_PASSAGE GIVEN_.
What is the maximum Binary Tree?  

The maximum binary is constructed in the following manner: 
In the case of both the Binary Trees having two corresponding nodes, the maximum of the two values is considered as the node value of the Maximum Binary Tree. 
If any of the two nodes is NULL and if the other node is not null, insert that value on that node of the Maximum Binary Tree.  

Example:

Input:
Tree 1                Tree 2
   3                    5 
  / \                  / \
 2   6                1   8 
/                      \   \ 
20                      2   8 
Output: 20 2 2 5 8 8
Explanation:
          5
         / \
        2   8
       / \   \
      20   2   8

To construct the required Binary Tree,
Root Node value: Max(3, 5) = 5
Root->left value: Max(2, 1) = 2
Root->right value: Max(6, 8) = 8
Root->left->left value: 20
Root->left->right value: 2
Root->right->right value: 8

Input:
       Tree 1            Tree 2 
         9                 5
        / \               / \
       2   6             1   8
      / \                 \   \
     20  3                 2   8
Output:  20 2 3 9 8 8
Explanation:
          9
         / \
        2   8
       / \   \
      20  3   8

Approach: 
Follow the steps given below to solve the problem:  

  • Traverse both the trees using preorder traversal.

_PROBLEMS TO WORK ON_.
a - Summarize the passage on the maximum binary tree in two sentences.
b - Reproduce the stretch of the maximum binary tree passage from "What is the" through "node of the Maximum Binary Tree.".
c - Write the next part of the maximum binary tree passage, continuing the approach after its final step.

_Element-and-box listings_.
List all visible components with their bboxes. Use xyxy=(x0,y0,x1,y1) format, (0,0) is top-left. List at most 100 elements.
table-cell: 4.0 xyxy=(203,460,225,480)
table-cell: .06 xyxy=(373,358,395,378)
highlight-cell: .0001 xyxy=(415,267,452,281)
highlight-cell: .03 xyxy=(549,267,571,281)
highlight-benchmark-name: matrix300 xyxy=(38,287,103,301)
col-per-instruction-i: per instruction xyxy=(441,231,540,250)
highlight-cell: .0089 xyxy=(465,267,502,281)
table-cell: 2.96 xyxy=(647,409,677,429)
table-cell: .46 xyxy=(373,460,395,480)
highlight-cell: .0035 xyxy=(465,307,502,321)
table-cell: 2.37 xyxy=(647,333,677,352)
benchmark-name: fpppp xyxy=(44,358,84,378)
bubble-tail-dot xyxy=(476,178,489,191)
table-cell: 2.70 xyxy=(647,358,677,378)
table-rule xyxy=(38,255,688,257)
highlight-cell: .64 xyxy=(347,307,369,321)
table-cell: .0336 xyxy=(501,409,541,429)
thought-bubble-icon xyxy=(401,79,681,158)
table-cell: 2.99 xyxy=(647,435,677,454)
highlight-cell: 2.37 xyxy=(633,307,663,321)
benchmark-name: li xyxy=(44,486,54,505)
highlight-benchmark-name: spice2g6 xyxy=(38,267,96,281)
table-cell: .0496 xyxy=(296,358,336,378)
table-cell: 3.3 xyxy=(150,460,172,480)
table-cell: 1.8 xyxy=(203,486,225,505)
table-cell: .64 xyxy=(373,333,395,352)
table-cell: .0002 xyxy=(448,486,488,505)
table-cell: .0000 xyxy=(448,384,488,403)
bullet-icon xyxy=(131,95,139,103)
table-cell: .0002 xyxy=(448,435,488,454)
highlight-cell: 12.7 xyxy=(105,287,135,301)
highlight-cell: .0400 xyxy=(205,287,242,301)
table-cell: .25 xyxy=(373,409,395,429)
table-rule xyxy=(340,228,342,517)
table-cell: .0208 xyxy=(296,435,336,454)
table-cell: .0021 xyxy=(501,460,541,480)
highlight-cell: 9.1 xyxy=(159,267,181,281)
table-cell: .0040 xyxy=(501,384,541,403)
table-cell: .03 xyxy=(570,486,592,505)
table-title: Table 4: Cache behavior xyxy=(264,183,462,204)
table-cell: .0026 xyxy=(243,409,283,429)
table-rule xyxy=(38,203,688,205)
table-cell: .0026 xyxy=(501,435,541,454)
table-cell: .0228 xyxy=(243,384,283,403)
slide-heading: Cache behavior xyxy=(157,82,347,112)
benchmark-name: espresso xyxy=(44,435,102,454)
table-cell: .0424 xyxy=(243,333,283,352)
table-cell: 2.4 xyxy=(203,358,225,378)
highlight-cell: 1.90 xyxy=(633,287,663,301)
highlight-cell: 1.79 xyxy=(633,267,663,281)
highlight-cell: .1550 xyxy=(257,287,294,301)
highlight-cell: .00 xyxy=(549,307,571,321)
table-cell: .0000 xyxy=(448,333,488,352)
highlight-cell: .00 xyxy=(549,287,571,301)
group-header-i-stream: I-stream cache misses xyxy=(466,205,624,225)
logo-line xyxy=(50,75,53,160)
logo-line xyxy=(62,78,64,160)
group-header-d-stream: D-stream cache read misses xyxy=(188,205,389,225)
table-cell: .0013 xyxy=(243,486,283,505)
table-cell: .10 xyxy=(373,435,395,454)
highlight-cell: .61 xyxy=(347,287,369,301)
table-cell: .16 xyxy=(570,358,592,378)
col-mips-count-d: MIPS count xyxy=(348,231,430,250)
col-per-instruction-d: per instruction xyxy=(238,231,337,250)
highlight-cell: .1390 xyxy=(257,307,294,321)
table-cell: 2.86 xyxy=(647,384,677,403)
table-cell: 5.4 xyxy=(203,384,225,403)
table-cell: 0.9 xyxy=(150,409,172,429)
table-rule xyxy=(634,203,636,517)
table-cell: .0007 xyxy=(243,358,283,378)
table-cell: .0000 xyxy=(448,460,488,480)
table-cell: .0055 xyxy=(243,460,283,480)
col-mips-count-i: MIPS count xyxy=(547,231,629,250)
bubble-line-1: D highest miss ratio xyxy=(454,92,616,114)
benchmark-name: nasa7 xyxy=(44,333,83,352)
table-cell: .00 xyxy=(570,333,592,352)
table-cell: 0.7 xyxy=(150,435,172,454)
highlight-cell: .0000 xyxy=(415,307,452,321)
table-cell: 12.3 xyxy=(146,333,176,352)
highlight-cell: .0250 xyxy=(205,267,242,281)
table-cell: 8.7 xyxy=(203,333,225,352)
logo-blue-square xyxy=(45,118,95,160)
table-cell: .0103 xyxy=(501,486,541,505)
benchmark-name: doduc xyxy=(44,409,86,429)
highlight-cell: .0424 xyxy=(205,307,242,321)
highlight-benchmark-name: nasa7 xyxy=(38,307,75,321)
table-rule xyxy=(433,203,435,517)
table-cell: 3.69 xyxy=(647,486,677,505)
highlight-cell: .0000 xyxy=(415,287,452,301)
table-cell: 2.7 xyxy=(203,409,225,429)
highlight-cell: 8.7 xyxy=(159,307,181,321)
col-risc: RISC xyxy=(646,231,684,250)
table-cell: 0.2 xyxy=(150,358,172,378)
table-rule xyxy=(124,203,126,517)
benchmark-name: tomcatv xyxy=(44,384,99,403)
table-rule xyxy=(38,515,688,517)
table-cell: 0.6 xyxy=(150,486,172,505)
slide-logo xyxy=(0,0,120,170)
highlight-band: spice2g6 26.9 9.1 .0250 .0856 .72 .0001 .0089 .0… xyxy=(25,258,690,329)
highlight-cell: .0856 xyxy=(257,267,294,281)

_ANSWERS PROVIDED_.
a - A maximum binary tree is built from two binary trees by taking the larger of the two values as the node value wherever both trees have corresponding nodes. Where one of the two nodes is NULL and the other is not, the non-null value is inserted at that node, and the passage shows this with two worked inputs before beginning an approach that traverses both trees in preorder.

b -
What is the maximum Binary Tree?  

The maximum binary is constructed in the following manner: 
In the case of both the Binary Trees having two corresponding nodes, the maximum of the two values is considered as the node value of the Maximum Binary Tree. 
If any of the two nodes is NULL and if the other node is not null, insert that value on that node of the Maximum Binary Tree.

c -
  • If both the nodes are NULL, return. Otherwise, check for the following conditions: 
    • If both the nodes are not NULL then store the maximum between them as the node value of the Maximum Binary Tree.
    • If only one of the node is NULL store the value of the non-NULL node as the node value of the Maximum Binary Tree.
  • Recursively traverse the left subtrees.
  • Recursively traverse the right subtrees
  • Finally, return the root of the Maximum Binary Tree.

Below is the implementation of the above approach: 

C++




// C++ program to find the Maximum
// Binary Tree from two Binary Trees
#include<bits/stdc++.h>
using namespace std;
  
// A binary tree node has data,
// pointer to left child
// and a pointer to right child
class Node{
     
public:
int data;
Node *left, *right;
   
Node(int data, Node *left,
               Node *right)
{
    this->data = data;
    this->left = left;
    this->right = right;
}
};
  
// Helper method that allocates
// a new node with the given data
// and NULL left and right pointers.
Node* newNode(int data)
{
    Node *tmp = new Node(data, NULL, NULL);
    return tmp;
}
  
// Given a binary tree, print
// its nodes in inorder
void inorder(Node *node)
{
    if (node == NULL)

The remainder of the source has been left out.